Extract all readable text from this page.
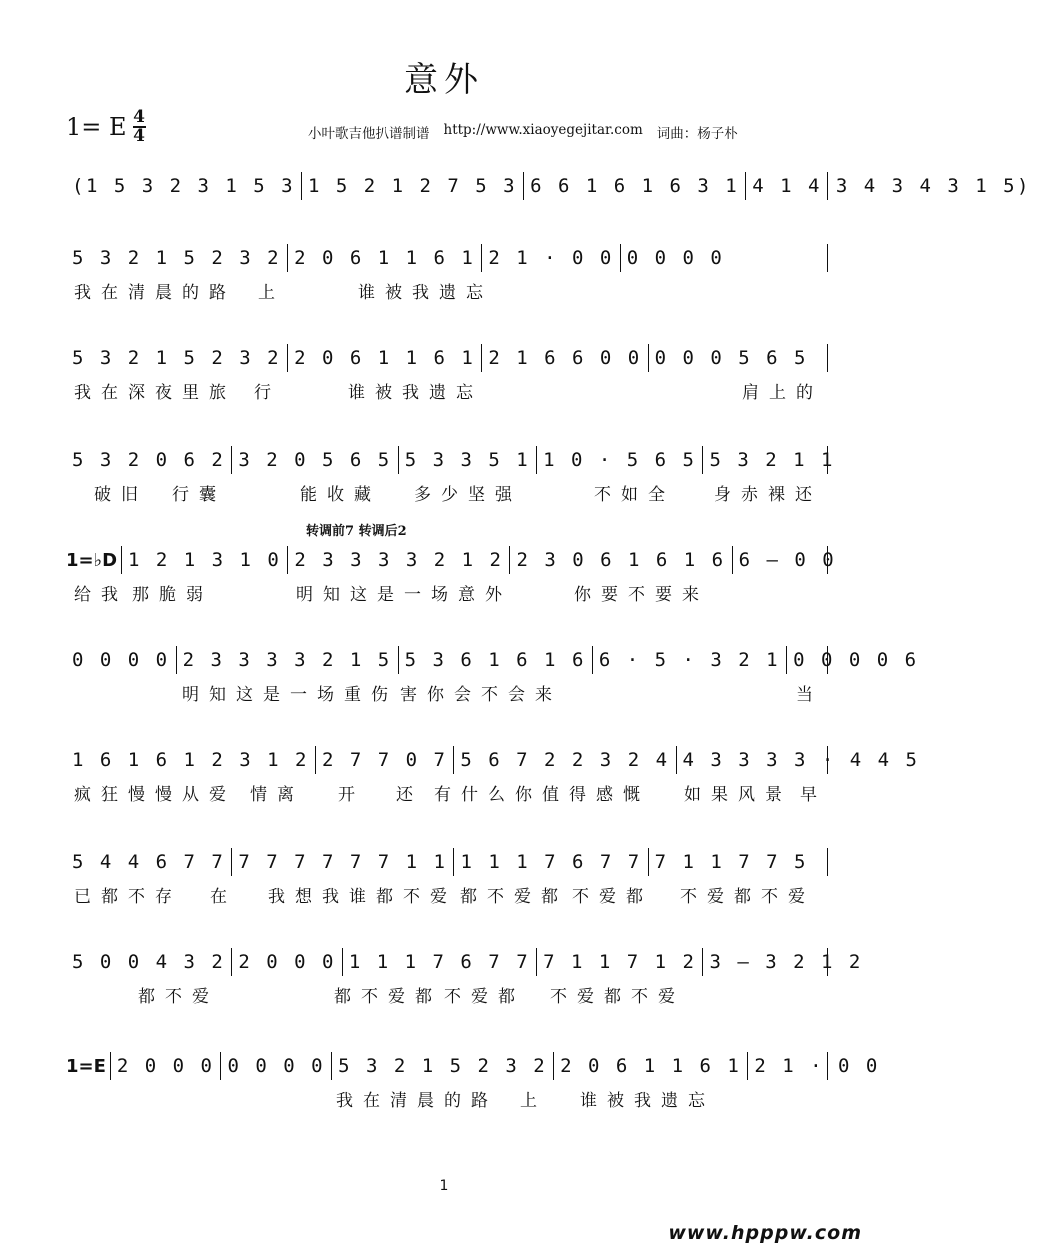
意外
1= E 4
4	小叶歌吉他扒谱制谱 http://www.xiaoyegejitar.com 词曲：杨子朴
(1 5 3 2 3 1 5 3 1 5 2 1 2 7 5 3 6 6 1 6 1 6 3 1 4 1 4 3 4 3 4 3 1 5)
5 3 2 1 5 2 3 2 2 0 6 1 1 6 1 2 1 · 0 0 0 0 0 0
我在清晨的路 上	谁被我遗忘
5 3 2 1 5 2 3 2 2 0 6 1 1 6 1 2 1 6 6 0 0 0 0 0 5 6 5
我在深夜里旅 行	谁被我遗忘	肩上的
5 3 2 0 6 2 3 2 0 5 6 5 5 3 3 5 1 1 0 · 5 6 5 5 3 2 1 1
破旧 行囊	能收藏 多少坚强	不如全 身赤裸还
转调前7 转调后2
1=♭D 1 2 1 3 1 0 2 3 3 3 3 2 1 2 2 3 0 6 1 6 1 6 6 – 0 0
给我 那脆弱	明知这是一场意外	你要不要来
0 0 0 0 2 3 3 3 3 2 1 5 5 3 6 1 6 1 6 6 · 5 · 3 2 1 0 0 0 0 6
明知这是一场重伤 害你会不会来	当
1 6 1 6 1 2 3 1 2 2 7 7 0 7 5 6 7 2 2 3 2 4 4 3 3 3 3 · 4 4 5
疯狂慢慢从爱 情离 开 还 有什么你值得感慨 如果风景 早
5 4 4 6 7 7 7 7 7 7 7 7 1 1 1 1 1 7 6 7 7 7 1 1 7 7 5
已都不存 在 我想我谁都不爱 都不爱都 不爱都 不爱都不爱
5 0 0 4 3 2 2 0 0 0 1 1 1 7 6 7 7 7 1 1 7 1 2 3 – 3 2 1 2
都不爱	都不爱都 不爱都 不爱都不爱
1=E 2 0 0 0 0 0 0 0 5 3 2 1 5 2 3 2 2 0 6 1 1 6 1 2 1 · 0 0
我在清晨的路 上 谁被我遗忘
1
www.hpppw.com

------------------------------------------------------------

• **The exercise**: Skip every picture and transcribe the data above exactly.

• **Response to this exercise**:
Extract all readable text from this page.
意外
1= E 4
4	小叶歌吉他扒谱制谱 http://www.xiaoyegejitar.com 词曲：杨子朴
(1 5 3 2 3 1 5 3 1 5 2 1 2 7 5 3 6 6 1 6 1 6 3 1 4 1 4 3 4 3 4 3 1 5)
5 3 2 1 5 2 3 2 2 0 6 1 1 6 1 2 1 · 0 0 0 0 0 0
我在清晨的路 上	谁被我遗忘
5 3 2 1 5 2 3 2 2 0 6 1 1 6 1 2 1 6 6 0 0 0 0 0 5 6 5
我在深夜里旅 行	谁被我遗忘	肩上的
5 3 2 0 6 2 3 2 0 5 6 5 5 3 3 5 1 1 0 · 5 6 5 5 3 2 1 1
破旧 行囊	能收藏 多少坚强	不如全 身赤裸还
转调前7 转调后2
1=♭D 1 2 1 3 1 0 2 3 3 3 3 2 1 2 2 3 0 6 1 6 1 6 6 – 0 0
给我 那脆弱	明知这是一场意外	你要不要来
0 0 0 0 2 3 3 3 3 2 1 5 5 3 6 1 6 1 6 6 · 5 · 3 2 1 0 0 0 0 6
明知这是一场重伤 害你会不会来	当
1 6 1 6 1 2 3 1 2 2 7 7 0 7 5 6 7 2 2 3 2 4 4 3 3 3 3 · 4 4 5
疯狂慢慢从爱 情离 开 还 有什么你值得感慨 如果风景 早
5 4 4 6 7 7 7 7 7 7 7 7 1 1 1 1 1 7 6 7 7 7 1 1 7 7 5
已都不存 在 我想我谁都不爱 都不爱都 不爱都 不爱都不爱
5 0 0 4 3 2 2 0 0 0 1 1 1 7 6 7 7 7 1 1 7 1 2 3 – 3 2 1 2
都不爱	都不爱都 不爱都 不爱都不爱
1=E 2 0 0 0 0 0 0 0 5 3 2 1 5 2 3 2 2 0 6 1 1 6 1 2 1 · 0 0
我在清晨的路 上 谁被我遗忘
1
www.hpppw.com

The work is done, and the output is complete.